## GIVEN DATA

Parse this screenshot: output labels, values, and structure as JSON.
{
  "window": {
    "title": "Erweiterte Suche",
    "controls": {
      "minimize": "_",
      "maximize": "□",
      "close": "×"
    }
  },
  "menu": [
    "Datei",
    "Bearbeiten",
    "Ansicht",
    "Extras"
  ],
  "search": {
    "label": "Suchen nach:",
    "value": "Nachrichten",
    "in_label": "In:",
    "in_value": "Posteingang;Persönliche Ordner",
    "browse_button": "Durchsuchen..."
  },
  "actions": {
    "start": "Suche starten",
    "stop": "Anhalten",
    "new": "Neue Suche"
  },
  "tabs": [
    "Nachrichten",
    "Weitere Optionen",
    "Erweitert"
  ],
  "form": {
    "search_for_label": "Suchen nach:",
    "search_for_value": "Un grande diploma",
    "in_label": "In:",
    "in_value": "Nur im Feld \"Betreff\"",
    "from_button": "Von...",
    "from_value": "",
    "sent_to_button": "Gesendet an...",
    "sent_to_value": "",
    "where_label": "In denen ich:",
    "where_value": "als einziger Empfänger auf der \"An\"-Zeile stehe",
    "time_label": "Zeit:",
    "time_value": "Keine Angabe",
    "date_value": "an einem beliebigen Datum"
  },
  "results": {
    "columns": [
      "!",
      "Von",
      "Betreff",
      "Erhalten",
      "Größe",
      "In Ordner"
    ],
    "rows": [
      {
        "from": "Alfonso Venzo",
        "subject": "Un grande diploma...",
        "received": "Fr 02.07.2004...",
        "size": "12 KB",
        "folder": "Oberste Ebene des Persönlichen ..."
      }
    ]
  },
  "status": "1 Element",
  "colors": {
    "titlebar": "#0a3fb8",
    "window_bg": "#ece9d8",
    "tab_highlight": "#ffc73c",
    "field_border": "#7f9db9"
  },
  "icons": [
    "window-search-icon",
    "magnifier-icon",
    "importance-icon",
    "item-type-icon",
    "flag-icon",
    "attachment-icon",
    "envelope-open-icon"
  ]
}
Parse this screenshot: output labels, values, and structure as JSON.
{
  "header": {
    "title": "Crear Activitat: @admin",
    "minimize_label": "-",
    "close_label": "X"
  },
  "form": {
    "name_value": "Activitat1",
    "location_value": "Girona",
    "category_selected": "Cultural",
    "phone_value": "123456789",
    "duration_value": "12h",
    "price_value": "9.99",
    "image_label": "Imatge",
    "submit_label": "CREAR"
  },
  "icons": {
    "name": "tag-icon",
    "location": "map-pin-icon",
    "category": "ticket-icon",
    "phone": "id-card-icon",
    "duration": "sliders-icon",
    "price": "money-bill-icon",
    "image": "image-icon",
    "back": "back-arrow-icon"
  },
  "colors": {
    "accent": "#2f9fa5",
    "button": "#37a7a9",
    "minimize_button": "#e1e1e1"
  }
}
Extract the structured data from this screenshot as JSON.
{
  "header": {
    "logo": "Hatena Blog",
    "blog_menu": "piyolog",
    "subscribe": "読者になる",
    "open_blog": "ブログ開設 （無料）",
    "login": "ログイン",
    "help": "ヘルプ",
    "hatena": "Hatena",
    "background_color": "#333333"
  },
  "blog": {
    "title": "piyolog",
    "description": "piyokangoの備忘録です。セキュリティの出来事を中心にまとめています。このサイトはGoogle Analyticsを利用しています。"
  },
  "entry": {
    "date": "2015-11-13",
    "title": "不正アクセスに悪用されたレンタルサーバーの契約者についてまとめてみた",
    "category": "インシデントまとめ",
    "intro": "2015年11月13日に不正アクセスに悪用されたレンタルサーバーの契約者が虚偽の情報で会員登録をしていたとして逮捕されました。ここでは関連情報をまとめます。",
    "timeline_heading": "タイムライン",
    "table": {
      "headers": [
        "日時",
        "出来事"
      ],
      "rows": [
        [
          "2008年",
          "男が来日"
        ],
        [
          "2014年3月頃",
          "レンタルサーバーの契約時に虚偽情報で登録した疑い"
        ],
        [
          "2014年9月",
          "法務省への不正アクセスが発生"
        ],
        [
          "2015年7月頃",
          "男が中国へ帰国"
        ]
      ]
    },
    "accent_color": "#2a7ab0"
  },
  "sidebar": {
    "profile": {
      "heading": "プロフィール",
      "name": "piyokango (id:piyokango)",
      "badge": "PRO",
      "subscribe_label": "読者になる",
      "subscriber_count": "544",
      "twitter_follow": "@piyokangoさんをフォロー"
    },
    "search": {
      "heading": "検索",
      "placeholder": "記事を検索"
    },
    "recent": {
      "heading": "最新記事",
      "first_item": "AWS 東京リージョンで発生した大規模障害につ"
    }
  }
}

## EXERCISE INSTRUCTIONS
Return every line above that contains the word "diploma".

## REPLY
    "search_for_value": "Un grande diploma",
        "subject": "Un grande diploma...",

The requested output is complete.